GIVEN TASK
Print the listing that follows, character for character.

RECORDS PROVIDED
(begin)
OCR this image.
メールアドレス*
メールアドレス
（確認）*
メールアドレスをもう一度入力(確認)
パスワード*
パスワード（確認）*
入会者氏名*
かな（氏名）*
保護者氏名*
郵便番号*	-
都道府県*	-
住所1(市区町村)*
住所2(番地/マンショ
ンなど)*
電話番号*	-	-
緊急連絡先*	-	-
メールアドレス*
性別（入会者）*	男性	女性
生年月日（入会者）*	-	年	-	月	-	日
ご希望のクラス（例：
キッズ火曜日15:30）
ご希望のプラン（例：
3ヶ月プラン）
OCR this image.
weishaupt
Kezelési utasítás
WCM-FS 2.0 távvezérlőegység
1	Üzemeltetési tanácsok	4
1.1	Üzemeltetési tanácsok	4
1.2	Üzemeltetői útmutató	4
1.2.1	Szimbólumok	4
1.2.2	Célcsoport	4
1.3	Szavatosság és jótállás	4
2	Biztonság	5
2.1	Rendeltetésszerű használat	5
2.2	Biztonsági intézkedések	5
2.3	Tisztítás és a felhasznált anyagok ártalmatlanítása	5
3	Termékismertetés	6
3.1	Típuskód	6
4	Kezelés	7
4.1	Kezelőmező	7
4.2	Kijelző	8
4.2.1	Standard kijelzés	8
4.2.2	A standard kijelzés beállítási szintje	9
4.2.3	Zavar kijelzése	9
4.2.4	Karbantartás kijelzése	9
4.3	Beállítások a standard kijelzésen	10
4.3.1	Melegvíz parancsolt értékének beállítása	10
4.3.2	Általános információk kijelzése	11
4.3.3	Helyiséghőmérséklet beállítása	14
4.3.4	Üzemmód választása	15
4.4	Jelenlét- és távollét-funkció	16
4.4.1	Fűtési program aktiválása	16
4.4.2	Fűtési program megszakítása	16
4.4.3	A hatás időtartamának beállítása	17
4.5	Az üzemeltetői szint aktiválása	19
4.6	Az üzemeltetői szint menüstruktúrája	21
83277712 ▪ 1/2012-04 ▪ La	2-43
(end)
FINISHED TASK
OCR this image.
メールアドレス*
メールアドレス
（確認）*
メールアドレスをもう一度入力(確認)
パスワード*
パスワード（確認）*
入会者氏名*
かな（氏名）*
保護者氏名*
郵便番号*	-
都道府県*	-
住所1(市区町村)*
住所2(番地/マンショ
ンなど)*
電話番号*	-	-
緊急連絡先*	-	-
メールアドレス*
性別（入会者）*	男性	女性
生年月日（入会者）*	-	年	-	月	-	日
ご希望のクラス（例：
キッズ火曜日15:30）
ご希望のプラン（例：
3ヶ月プラン）
OCR this image.
weishaupt
Kezelési utasítás
WCM-FS 2.0 távvezérlőegység
1	Üzemeltetési tanácsok	4
1.1	Üzemeltetési tanácsok	4
1.2	Üzemeltetői útmutató	4
1.2.1	Szimbólumok	4
1.2.2	Célcsoport	4
1.3	Szavatosság és jótállás	4
2	Biztonság	5
2.1	Rendeltetésszerű használat	5
2.2	Biztonsági intézkedések	5
2.3	Tisztítás és a felhasznált anyagok ártalmatlanítása	5
3	Termékismertetés	6
3.1	Típuskód	6
4	Kezelés	7
4.1	Kezelőmező	7
4.2	Kijelző	8
4.2.1	Standard kijelzés	8
4.2.2	A standard kijelzés beállítási szintje	9
4.2.3	Zavar kijelzése	9
4.2.4	Karbantartás kijelzése	9
4.3	Beállítások a standard kijelzésen	10
4.3.1	Melegvíz parancsolt értékének beállítása	10
4.3.2	Általános információk kijelzése	11
4.3.3	Helyiséghőmérséklet beállítása	14
4.3.4	Üzemmód választása	15
4.4	Jelenlét- és távollét-funkció	16
4.4.1	Fűtési program aktiválása	16
4.4.2	Fűtési program megszakítása	16
4.4.3	A hatás időtartamának beállítása	17
4.5	Az üzemeltetői szint aktiválása	19
4.6	Az üzemeltetői szint menüstruktúrája	21
83277712 ▪ 1/2012-04 ▪ La	2-43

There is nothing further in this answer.